Start of INFORMATION GIVEN

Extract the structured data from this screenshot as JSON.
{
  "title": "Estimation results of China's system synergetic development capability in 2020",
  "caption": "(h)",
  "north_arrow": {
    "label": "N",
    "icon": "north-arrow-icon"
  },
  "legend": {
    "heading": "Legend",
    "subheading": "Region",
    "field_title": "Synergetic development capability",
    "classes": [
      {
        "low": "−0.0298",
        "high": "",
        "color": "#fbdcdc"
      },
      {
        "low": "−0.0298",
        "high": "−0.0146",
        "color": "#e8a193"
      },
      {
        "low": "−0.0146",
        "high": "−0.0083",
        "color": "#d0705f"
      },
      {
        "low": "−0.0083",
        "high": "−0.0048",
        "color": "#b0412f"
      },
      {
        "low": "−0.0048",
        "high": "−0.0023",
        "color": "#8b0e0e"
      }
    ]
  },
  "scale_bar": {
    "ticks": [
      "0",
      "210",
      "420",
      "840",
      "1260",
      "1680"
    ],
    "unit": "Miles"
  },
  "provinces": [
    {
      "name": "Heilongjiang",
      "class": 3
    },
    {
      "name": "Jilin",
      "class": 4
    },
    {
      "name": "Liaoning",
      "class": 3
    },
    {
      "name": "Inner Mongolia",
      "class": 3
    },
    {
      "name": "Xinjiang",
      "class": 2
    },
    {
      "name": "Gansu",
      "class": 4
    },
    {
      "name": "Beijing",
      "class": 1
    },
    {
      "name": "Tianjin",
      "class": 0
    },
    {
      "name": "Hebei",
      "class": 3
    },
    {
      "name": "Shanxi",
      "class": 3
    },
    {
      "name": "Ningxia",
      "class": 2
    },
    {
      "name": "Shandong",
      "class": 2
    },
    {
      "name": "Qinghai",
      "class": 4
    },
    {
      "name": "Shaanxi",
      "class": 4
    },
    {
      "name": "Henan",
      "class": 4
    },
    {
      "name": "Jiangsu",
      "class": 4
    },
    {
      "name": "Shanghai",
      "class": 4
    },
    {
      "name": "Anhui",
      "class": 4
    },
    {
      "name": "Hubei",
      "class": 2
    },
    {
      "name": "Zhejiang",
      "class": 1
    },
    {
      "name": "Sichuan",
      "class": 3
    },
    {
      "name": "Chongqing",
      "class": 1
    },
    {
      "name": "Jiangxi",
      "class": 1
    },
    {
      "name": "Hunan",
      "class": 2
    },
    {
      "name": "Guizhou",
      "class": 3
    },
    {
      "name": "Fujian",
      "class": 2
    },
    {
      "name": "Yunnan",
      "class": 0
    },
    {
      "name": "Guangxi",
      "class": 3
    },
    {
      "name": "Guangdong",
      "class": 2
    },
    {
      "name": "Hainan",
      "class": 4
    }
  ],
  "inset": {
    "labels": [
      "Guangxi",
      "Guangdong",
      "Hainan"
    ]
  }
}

End of INFORMATION GIVEN

Write out all of the records once more, exactly.

• **RESULT OF THE EXERCISE**:
Extract the structured data from this screenshot as JSON.
{
  "title": "Estimation results of China's system synergetic development capability in 2020",
  "caption": "(h)",
  "north_arrow": {
    "label": "N",
    "icon": "north-arrow-icon"
  },
  "legend": {
    "heading": "Legend",
    "subheading": "Region",
    "field_title": "Synergetic development capability",
    "classes": [
      {
        "low": "−0.0298",
        "high": "",
        "color": "#fbdcdc"
      },
      {
        "low": "−0.0298",
        "high": "−0.0146",
        "color": "#e8a193"
      },
      {
        "low": "−0.0146",
        "high": "−0.0083",
        "color": "#d0705f"
      },
      {
        "low": "−0.0083",
        "high": "−0.0048",
        "color": "#b0412f"
      },
      {
        "low": "−0.0048",
        "high": "−0.0023",
        "color": "#8b0e0e"
      }
    ]
  },
  "scale_bar": {
    "ticks": [
      "0",
      "210",
      "420",
      "840",
      "1260",
      "1680"
    ],
    "unit": "Miles"
  },
  "provinces": [
    {
      "name": "Heilongjiang",
      "class": 3
    },
    {
      "name": "Jilin",
      "class": 4
    },
    {
      "name": "Liaoning",
      "class": 3
    },
    {
      "name": "Inner Mongolia",
      "class": 3
    },
    {
      "name": "Xinjiang",
      "class": 2
    },
    {
      "name": "Gansu",
      "class": 4
    },
    {
      "name": "Beijing",
      "class": 1
    },
    {
      "name": "Tianjin",
      "class": 0
    },
    {
      "name": "Hebei",
      "class": 3
    },
    {
      "name": "Shanxi",
      "class": 3
    },
    {
      "name": "Ningxia",
      "class": 2
    },
    {
      "name": "Shandong",
      "class": 2
    },
    {
      "name": "Qinghai",
      "class": 4
    },
    {
      "name": "Shaanxi",
      "class": 4
    },
    {
      "name": "Henan",
      "class": 4
    },
    {
      "name": "Jiangsu",
      "class": 4
    },
    {
      "name": "Shanghai",
      "class": 4
    },
    {
      "name": "Anhui",
      "class": 4
    },
    {
      "name": "Hubei",
      "class": 2
    },
    {
      "name": "Zhejiang",
      "class": 1
    },
    {
      "name": "Sichuan",
      "class": 3
    },
    {
      "name": "Chongqing",
      "class": 1
    },
    {
      "name": "Jiangxi",
      "class": 1
    },
    {
      "name": "Hunan",
      "class": 2
    },
    {
      "name": "Guizhou",
      "class": 3
    },
    {
      "name": "Fujian",
      "class": 2
    },
    {
      "name": "Yunnan",
      "class": 0
    },
    {
      "name": "Guangxi",
      "class": 3
    },
    {
      "name": "Guangdong",
      "class": 2
    },
    {
      "name": "Hainan",
      "class": 4
    }
  ],
  "inset": {
    "labels": [
      "Guangxi",
      "Guangdong",
      "Hainan"
    ]
  }
}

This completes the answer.